YOUR OBJECTIVE:
Read through the data and count the lines that contain the string "Actividades"; give only the result.

## Start

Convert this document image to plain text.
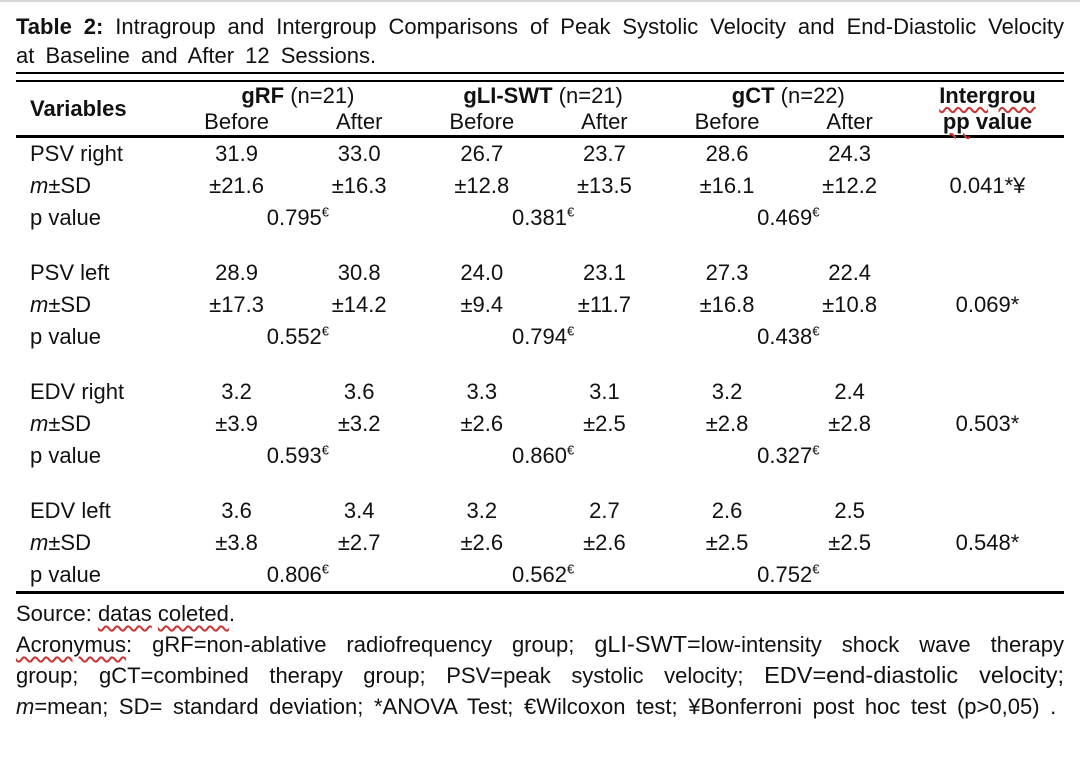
Table 2: Intragroup and Intergroup Comparisons of Peak Systolic Velocity and End-Diastolic Velocity at Baseline and After 12 Sessions.

Variables	gRF (n=21)		gLI-SWT (n=21)		gCT (n=22)		Intergrou
pp value
	Before	After	Before	After	Before	After	
PSV right	31.9	33.0	26.7	23.7	28.6	24.3	
m±SD	±21.6	±16.3	±12.8	±13.5	±16.1	±12.2	0.041*¥
p value	0.795€		0.381€		0.469€	

PSV left	28.9	30.8	24.0	23.1	27.3	22.4	
m±SD	±17.3	±14.2	±9.4	±11.7	±16.8	±10.8	0.069*
p value	0.552€		0.794€		0.438€	

EDV right	3.2	3.6	3.3	3.1	3.2	2.4	
m±SD	±3.9	±3.2	±2.6	±2.5	±2.8	±2.8	0.503*
p value	0.593€		0.860€		0.327€	

EDV left	3.6	3.4	3.2	2.7	2.6	2.5	
m±SD	±3.8	±2.7	±2.6	±2.6	±2.5	±2.5	0.548*
p value	0.806€		0.562€		0.752€	

Source: datas coleted.

Acronymus: gRF=non-ablative radiofrequency group; gLI-SWT=low-intensity shock wave therapy group; gCT=combined therapy group; PSV=peak systolic velocity; EDV=end-diastolic velocity; m=mean; SD= standard deviation; *ANOVA Test; €Wilcoxon test; ¥Bonferroni post hoc test (p>0,05) .
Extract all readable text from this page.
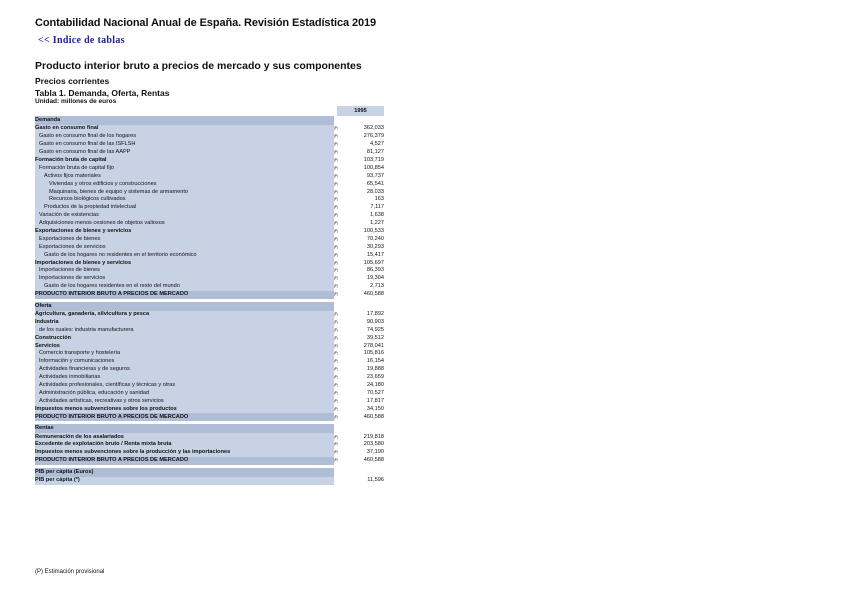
Contabilidad Nacional Anual de España. Revisión Estadística 2019
<< Indice de tablas
Producto interior bruto a precios de mercado y sus componentes
Precios corrientes
Tabla 1. Demanda, Oferta, Rentas
Unidad: millones de euros
		1995
Demanda		
Gasto en consumo final	(P)	362,033
Gasto en consumo final de los hogares	(P)	276,379
Gasto en consumo final de las ISFLSH	(P)	4,527
Gasto en consumo final de las AAPP	(P)	81,127
Formación bruta de capital	(P)	103,719
Formación bruta de capital fijo	(P)	100,854
Activos fijos materiales	(P)	93,737
Viviendas y otros edificios y construcciones	(P)	65,541
Maquinaria, bienes de equipo y sistemas de armamento	(P)	28,033
Recursos biológicos cultivados	(P)	163
Productos de la propiedad intelectual	(P)	7,117
Variación de existencias	(P)	1,638
Adquisiciones menos cesiones de objetos valiosos	(P)	1,227
Exportaciones de bienes y servicios	(P)	100,533
Exportaciones de bienes	(P)	70,240
Exportaciones de servicios	(P)	30,293
Gasto de los hogares no residentes en el territorio económico	(P)	15,417
Importaciones de bienes y servicios	(P)	105,697
Importaciones de bienes	(P)	86,393
Importaciones de servicios	(P)	19,304
Gasto de los hogares residentes en el resto del mundo	(P)	2,713
PRODUCTO INTERIOR BRUTO A PRECIOS DE MERCADO	(P)	460,588

Oferta		
Agricultura, ganadería, silvicultura y pesca	(P)	17,892
Industria	(P)	90,903
de los cuales: industria manufacturera	(P)	74,925
Construcción	(P)	39,512
Servicios	(P)	278,041
Comercio transporte y hostelería	(P)	105,816
Información y comunicaciones	(P)	16,154
Actividades financieras y de seguros	(P)	19,888
Actividades inmobiliarias	(P)	23,659
Actividades profesionales, científicas y técnicas y otras	(P)	24,180
Administración pública, educación y sanidad	(P)	70,527
Actividades artísticas, recreativas y otros servicios	(P)	17,817
Impuestos menos subvenciones sobre los productos	(P)	34,150
PRODUCTO INTERIOR BRUTO A PRECIOS DE MERCADO	(P)	460,588

Rentas		
Remuneración de los asalariados	(P)	219,818
Excedente de explotación bruto / Renta mixta bruta	(P)	203,580
Impuestos menos subvenciones sobre la producción y las importaciones	(P)	37,190
PRODUCTO INTERIOR BRUTO A PRECIOS DE MERCADO	(P)	460,588

PIB per cápita (Euros)		
PIB per cápita (*)		11,596
(P) Estimación provisional
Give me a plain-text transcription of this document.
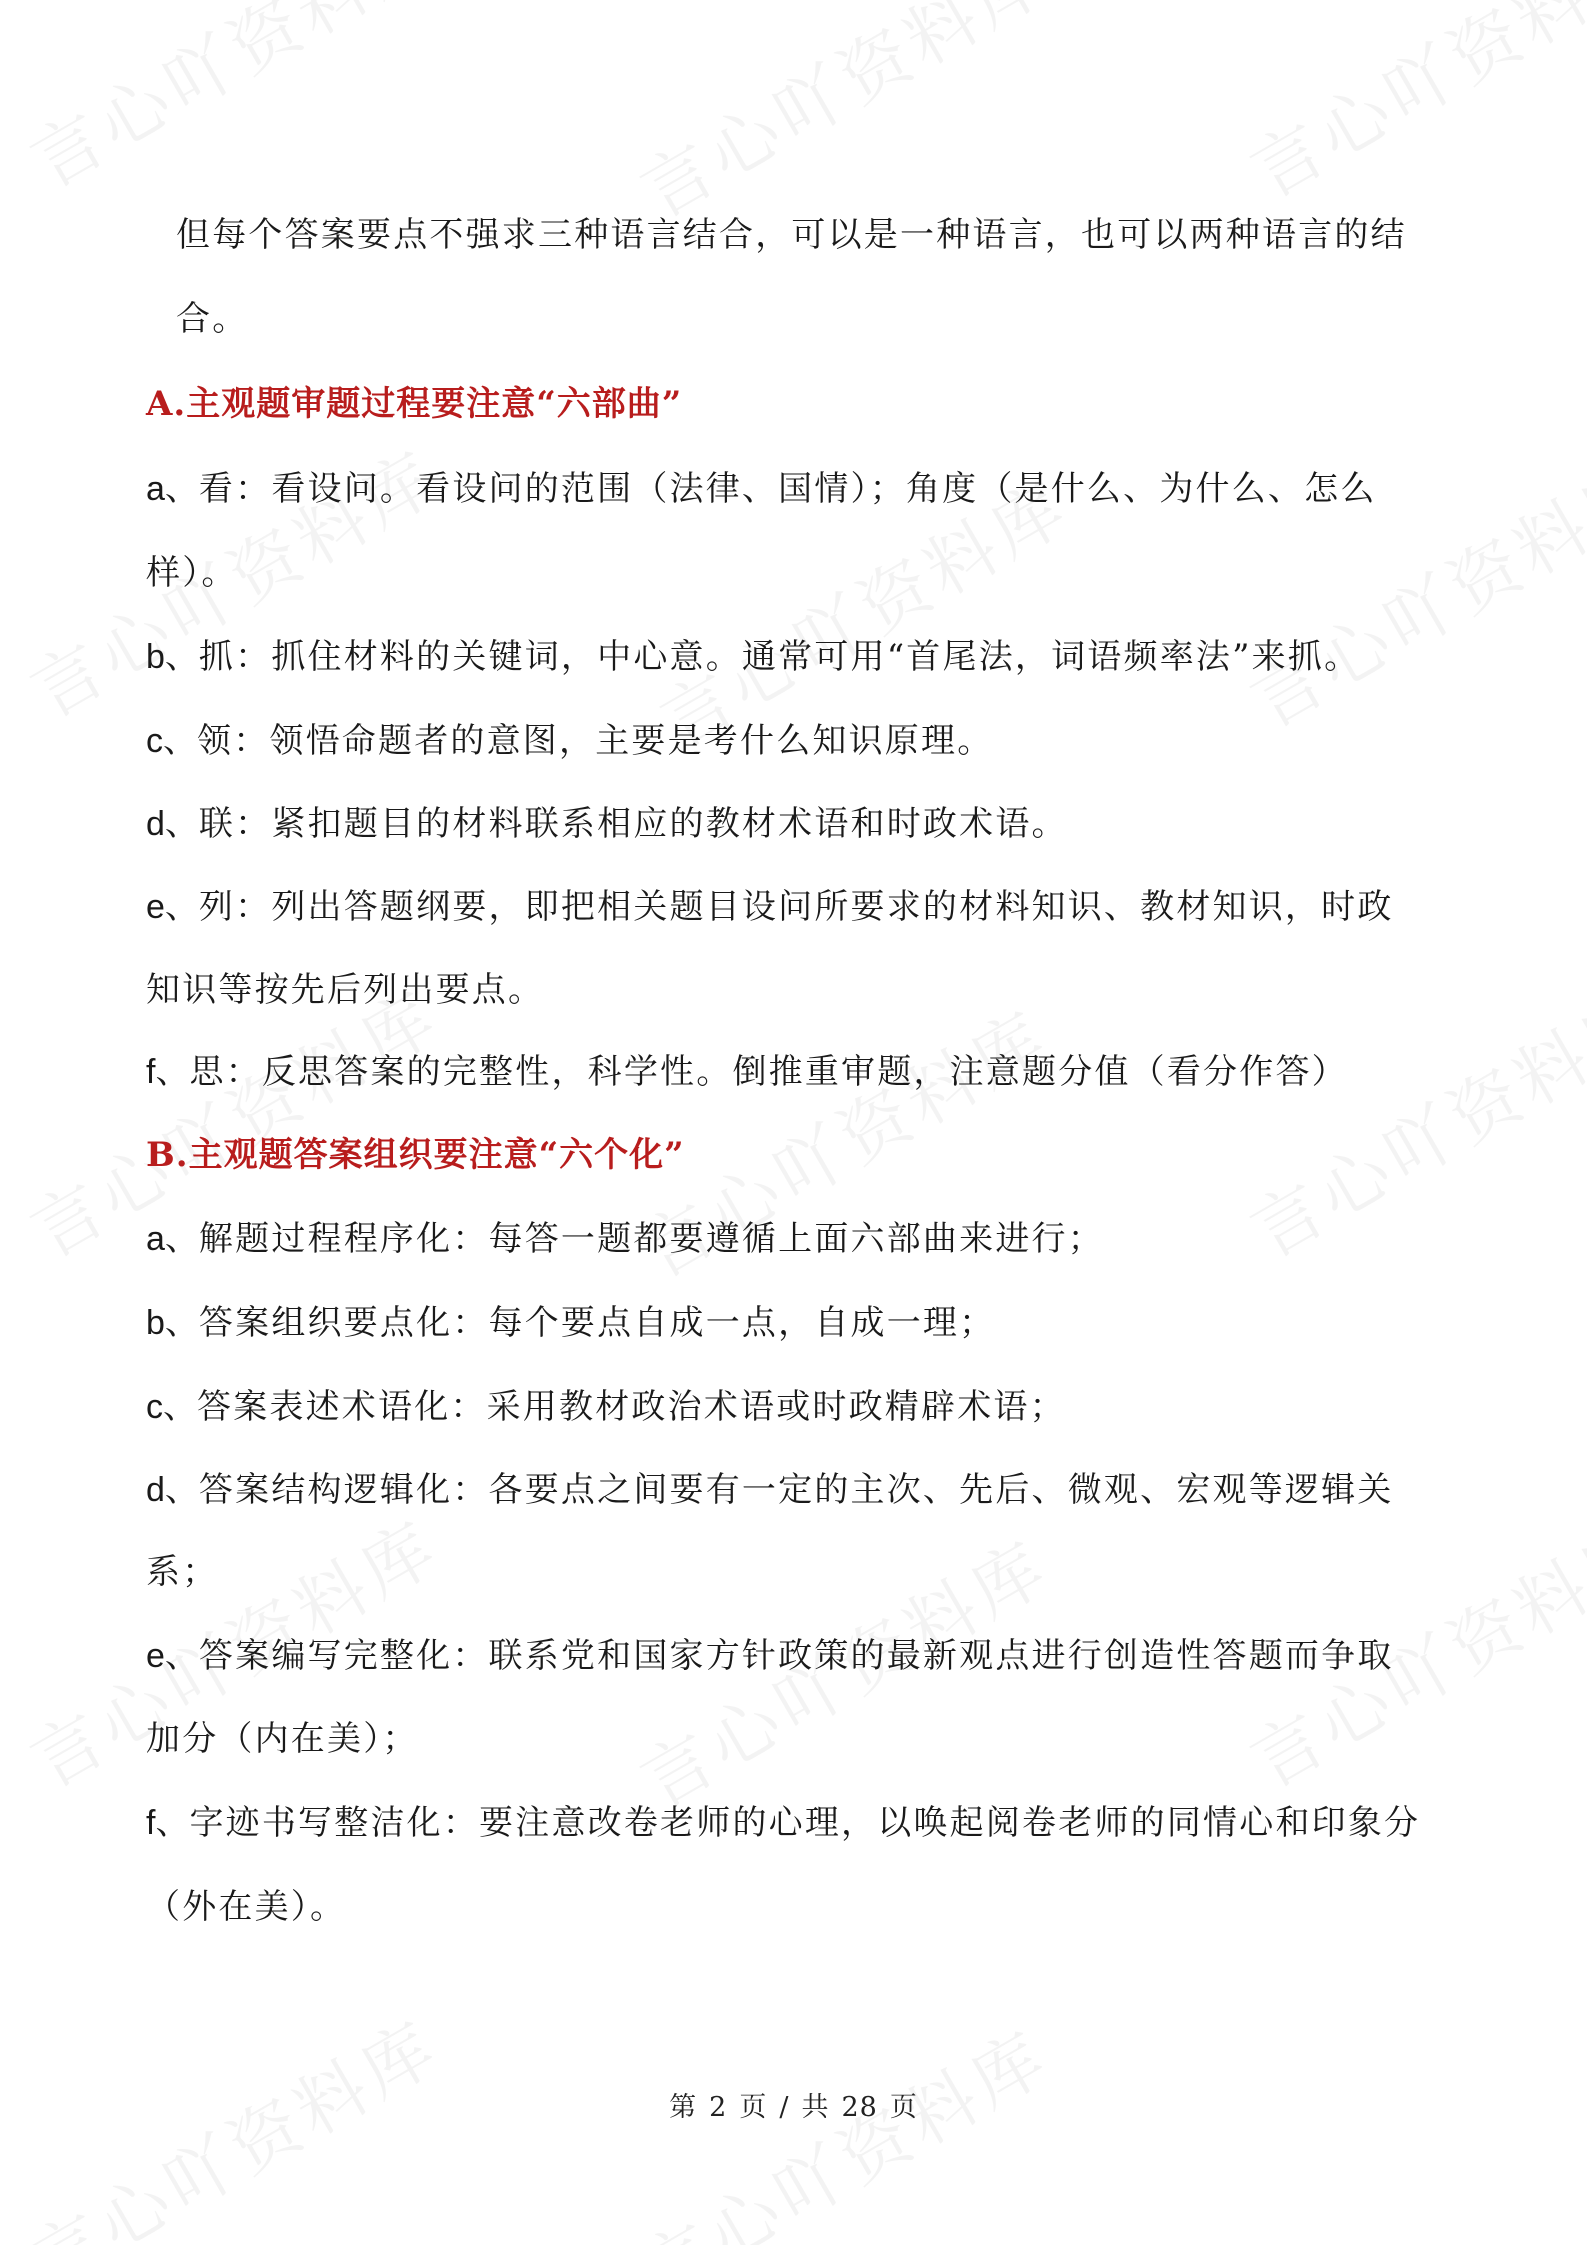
但每个答案要点不强求三种语言结合，可以是一种语言，也可以两种语言的结
合。
A.主观题审题过程要注意“六部曲”
a、看：看设问。看设问的范围（法律、国情）；角度（是什么、为什么、怎么
样）。
b、抓：抓住材料的关键词，中心意。通常可用“首尾法，词语频率法”来抓。
c、领：领悟命题者的意图，主要是考什么知识原理。
d、联：紧扣题目的材料联系相应的教材术语和时政术语。
e、列：列出答题纲要，即把相关题目设问所要求的材料知识、教材知识，时政
知识等按先后列出要点。
f、思：反思答案的完整性，科学性。倒推重审题，注意题分值（看分作答）
B.主观题答案组织要注意“六个化”
a、解题过程程序化：每答一题都要遵循上面六部曲来进行；
b、答案组织要点化：每个要点自成一点，自成一理；
c、答案表述术语化：采用教材政治术语或时政精辟术语；
d、答案结构逻辑化：各要点之间要有一定的主次、先后、微观、宏观等逻辑关
系；
e、答案编写完整化：联系党和国家方针政策的最新观点进行创造性答题而争取
加分（内在美）；
f、字迹书写整洁化：要注意改卷老师的心理，以唤起阅卷老师的同情心和印象分
（外在美）。
第 2 页 / 共 28 页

## End

RESULT OF THE TASK:
4